(Listed entries):
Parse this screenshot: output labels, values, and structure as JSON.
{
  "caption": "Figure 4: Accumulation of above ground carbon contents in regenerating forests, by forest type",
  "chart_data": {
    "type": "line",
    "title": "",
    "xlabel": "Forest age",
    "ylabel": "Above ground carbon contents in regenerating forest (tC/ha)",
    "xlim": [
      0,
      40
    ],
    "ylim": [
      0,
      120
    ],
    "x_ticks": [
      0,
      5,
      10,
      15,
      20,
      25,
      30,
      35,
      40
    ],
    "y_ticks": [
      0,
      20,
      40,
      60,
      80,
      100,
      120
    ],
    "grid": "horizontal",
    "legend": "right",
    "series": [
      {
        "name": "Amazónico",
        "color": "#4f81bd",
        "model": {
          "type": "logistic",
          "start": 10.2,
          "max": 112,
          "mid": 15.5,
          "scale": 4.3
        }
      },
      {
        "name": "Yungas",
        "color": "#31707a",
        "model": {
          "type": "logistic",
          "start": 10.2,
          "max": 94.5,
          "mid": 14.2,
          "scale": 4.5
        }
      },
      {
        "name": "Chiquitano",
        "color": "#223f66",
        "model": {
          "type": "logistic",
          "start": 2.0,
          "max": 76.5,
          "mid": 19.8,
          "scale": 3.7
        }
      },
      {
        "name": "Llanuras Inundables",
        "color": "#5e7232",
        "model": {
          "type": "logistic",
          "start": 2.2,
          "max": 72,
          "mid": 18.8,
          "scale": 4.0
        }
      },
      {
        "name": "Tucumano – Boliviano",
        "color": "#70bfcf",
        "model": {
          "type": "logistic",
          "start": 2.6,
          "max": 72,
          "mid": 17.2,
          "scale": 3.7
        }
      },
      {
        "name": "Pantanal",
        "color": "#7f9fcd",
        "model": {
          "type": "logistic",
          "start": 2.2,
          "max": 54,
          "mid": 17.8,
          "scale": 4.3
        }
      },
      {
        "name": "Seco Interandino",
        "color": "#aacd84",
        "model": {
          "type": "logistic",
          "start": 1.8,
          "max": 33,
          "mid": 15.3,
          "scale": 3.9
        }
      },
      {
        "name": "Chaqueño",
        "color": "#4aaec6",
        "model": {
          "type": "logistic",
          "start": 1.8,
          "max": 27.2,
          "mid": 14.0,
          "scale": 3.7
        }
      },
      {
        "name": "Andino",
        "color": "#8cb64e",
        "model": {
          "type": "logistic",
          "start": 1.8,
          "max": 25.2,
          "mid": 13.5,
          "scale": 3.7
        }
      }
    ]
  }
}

(Problem to solve): In the entries above, identify each line that includes the string "color", then copy it.

(Response to this exercise):
        "color": "#4f81bd",
        "color": "#31707a",
        "color": "#223f66",
        "color": "#5e7232",
        "color": "#70bfcf",
        "color": "#7f9fcd",
        "color": "#aacd84",
        "color": "#4aaec6",
        "color": "#8cb64e",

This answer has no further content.